• WORK REQUIRED
Reproduce every entry in the listing without alteration.

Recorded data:
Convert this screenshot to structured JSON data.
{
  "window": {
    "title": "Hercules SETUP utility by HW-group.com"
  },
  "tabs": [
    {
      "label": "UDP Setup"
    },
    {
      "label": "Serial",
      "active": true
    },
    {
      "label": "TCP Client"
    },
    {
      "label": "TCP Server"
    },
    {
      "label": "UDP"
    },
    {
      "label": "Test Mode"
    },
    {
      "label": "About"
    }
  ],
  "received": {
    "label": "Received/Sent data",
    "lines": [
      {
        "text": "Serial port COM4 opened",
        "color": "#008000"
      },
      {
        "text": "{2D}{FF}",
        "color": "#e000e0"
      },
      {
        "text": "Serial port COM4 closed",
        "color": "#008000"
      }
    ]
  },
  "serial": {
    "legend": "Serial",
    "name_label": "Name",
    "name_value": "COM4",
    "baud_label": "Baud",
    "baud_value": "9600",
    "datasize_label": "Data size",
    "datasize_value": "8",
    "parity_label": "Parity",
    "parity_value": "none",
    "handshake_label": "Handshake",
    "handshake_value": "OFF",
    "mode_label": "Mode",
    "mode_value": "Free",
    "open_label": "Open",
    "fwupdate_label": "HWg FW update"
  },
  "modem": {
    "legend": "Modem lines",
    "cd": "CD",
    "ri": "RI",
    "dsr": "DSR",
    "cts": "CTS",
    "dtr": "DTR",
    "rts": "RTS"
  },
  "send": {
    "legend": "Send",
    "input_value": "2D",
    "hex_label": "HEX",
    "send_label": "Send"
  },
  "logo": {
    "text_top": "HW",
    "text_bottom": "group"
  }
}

• FULL ANSWER
Convert this screenshot to structured JSON data.
{
  "window": {
    "title": "Hercules SETUP utility by HW-group.com"
  },
  "tabs": [
    {
      "label": "UDP Setup"
    },
    {
      "label": "Serial",
      "active": true
    },
    {
      "label": "TCP Client"
    },
    {
      "label": "TCP Server"
    },
    {
      "label": "UDP"
    },
    {
      "label": "Test Mode"
    },
    {
      "label": "About"
    }
  ],
  "received": {
    "label": "Received/Sent data",
    "lines": [
      {
        "text": "Serial port COM4 opened",
        "color": "#008000"
      },
      {
        "text": "{2D}{FF}",
        "color": "#e000e0"
      },
      {
        "text": "Serial port COM4 closed",
        "color": "#008000"
      }
    ]
  },
  "serial": {
    "legend": "Serial",
    "name_label": "Name",
    "name_value": "COM4",
    "baud_label": "Baud",
    "baud_value": "9600",
    "datasize_label": "Data size",
    "datasize_value": "8",
    "parity_label": "Parity",
    "parity_value": "none",
    "handshake_label": "Handshake",
    "handshake_value": "OFF",
    "mode_label": "Mode",
    "mode_value": "Free",
    "open_label": "Open",
    "fwupdate_label": "HWg FW update"
  },
  "modem": {
    "legend": "Modem lines",
    "cd": "CD",
    "ri": "RI",
    "dsr": "DSR",
    "cts": "CTS",
    "dtr": "DTR",
    "rts": "RTS"
  },
  "send": {
    "legend": "Send",
    "input_value": "2D",
    "hex_label": "HEX",
    "send_label": "Send"
  },
  "logo": {
    "text_top": "HW",
    "text_bottom": "group"
  }
}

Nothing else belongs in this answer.